[Records from a data collection]
·····
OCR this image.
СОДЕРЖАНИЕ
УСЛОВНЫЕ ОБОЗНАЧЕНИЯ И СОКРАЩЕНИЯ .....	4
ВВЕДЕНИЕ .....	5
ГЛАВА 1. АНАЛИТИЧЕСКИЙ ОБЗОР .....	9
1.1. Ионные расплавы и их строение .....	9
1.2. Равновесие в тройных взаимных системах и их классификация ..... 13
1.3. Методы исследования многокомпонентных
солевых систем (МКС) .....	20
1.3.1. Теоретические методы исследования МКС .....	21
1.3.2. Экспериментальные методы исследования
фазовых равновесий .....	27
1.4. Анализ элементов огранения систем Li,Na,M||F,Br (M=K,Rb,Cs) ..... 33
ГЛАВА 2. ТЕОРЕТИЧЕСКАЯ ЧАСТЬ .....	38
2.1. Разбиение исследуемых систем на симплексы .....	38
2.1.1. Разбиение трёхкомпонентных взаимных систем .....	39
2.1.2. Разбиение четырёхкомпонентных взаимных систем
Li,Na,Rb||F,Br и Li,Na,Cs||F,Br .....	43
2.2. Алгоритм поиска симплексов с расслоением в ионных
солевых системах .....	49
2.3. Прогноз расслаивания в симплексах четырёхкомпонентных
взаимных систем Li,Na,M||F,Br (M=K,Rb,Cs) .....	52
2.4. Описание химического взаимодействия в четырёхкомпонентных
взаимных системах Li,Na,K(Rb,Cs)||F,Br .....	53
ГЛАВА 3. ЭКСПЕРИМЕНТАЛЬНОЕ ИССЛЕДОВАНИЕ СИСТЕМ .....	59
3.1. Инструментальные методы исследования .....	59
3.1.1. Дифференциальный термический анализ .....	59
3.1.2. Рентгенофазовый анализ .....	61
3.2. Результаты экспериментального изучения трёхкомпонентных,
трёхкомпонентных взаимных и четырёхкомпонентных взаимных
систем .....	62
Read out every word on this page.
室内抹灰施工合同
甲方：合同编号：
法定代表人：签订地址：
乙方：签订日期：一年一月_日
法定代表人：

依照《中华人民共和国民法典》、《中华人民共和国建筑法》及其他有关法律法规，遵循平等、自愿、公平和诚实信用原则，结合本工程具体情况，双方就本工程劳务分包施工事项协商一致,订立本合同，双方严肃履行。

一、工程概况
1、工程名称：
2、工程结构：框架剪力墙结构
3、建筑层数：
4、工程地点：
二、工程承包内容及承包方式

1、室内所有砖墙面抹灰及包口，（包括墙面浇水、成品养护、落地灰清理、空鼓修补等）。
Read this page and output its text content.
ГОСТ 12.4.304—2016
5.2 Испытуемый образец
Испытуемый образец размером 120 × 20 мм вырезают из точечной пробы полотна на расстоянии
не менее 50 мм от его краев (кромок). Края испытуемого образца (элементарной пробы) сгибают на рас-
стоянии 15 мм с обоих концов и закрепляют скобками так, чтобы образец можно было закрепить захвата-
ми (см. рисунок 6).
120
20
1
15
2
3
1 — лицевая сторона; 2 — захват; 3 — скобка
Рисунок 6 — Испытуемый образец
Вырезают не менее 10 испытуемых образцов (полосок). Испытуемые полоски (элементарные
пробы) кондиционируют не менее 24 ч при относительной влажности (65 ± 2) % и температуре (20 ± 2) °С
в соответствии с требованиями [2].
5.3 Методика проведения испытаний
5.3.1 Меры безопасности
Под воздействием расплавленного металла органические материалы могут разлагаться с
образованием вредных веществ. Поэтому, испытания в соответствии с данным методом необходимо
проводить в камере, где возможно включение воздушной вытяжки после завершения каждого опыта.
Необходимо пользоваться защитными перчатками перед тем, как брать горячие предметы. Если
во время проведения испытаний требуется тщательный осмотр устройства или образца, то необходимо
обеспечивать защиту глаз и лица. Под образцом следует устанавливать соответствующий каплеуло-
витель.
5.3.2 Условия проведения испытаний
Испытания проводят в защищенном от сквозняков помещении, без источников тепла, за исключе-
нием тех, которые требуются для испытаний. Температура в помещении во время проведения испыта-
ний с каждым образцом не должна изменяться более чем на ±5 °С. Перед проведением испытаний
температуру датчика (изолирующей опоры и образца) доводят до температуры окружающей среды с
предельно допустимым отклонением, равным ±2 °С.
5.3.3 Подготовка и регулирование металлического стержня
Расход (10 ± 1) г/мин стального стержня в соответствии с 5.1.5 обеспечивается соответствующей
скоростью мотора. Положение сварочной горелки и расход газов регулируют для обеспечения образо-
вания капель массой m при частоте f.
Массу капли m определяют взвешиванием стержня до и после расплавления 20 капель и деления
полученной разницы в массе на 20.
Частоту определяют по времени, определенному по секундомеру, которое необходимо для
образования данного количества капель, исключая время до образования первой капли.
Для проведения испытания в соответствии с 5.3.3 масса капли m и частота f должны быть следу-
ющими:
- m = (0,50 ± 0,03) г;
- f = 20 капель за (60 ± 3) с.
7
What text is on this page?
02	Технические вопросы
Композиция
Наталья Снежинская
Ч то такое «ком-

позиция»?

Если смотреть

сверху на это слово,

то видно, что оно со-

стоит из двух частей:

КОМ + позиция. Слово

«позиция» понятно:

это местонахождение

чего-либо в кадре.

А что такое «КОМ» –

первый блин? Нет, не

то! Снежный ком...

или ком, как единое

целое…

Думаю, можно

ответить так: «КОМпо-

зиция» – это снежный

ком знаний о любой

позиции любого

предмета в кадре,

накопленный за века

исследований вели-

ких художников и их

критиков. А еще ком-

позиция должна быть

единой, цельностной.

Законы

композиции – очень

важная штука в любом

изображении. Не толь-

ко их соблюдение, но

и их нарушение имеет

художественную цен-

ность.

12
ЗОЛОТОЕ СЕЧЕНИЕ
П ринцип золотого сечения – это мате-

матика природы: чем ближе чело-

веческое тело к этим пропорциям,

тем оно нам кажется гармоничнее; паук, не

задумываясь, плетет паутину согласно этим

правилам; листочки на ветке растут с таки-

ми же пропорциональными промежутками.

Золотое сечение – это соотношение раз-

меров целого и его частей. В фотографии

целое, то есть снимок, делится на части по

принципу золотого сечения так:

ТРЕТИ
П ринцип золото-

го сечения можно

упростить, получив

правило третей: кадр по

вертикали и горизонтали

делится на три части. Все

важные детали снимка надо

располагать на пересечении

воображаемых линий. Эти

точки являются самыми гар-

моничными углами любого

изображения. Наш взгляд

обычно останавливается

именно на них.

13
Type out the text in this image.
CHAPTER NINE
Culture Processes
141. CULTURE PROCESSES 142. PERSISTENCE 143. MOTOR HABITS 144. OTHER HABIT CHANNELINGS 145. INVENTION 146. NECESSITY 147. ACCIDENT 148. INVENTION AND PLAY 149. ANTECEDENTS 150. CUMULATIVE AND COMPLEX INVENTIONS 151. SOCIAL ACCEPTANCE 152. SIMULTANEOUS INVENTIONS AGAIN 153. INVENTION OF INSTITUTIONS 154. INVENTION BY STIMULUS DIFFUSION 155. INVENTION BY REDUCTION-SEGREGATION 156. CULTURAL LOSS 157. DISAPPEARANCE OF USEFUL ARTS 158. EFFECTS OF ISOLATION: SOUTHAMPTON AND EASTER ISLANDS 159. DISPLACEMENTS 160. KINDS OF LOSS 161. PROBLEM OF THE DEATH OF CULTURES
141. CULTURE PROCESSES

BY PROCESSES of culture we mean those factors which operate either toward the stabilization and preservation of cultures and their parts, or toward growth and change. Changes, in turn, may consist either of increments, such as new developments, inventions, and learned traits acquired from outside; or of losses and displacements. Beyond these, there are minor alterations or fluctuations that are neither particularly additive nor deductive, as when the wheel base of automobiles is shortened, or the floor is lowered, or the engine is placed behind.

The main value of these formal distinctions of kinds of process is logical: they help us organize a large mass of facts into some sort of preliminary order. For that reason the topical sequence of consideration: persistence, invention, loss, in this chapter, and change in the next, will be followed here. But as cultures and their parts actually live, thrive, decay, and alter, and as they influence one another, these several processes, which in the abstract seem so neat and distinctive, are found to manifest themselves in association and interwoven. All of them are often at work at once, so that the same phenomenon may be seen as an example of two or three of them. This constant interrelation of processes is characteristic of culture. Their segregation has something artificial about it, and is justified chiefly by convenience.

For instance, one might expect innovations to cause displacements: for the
·····
Reply with nothing but a number: how many lines of the entries above contain the string "text"?

Finished task: 3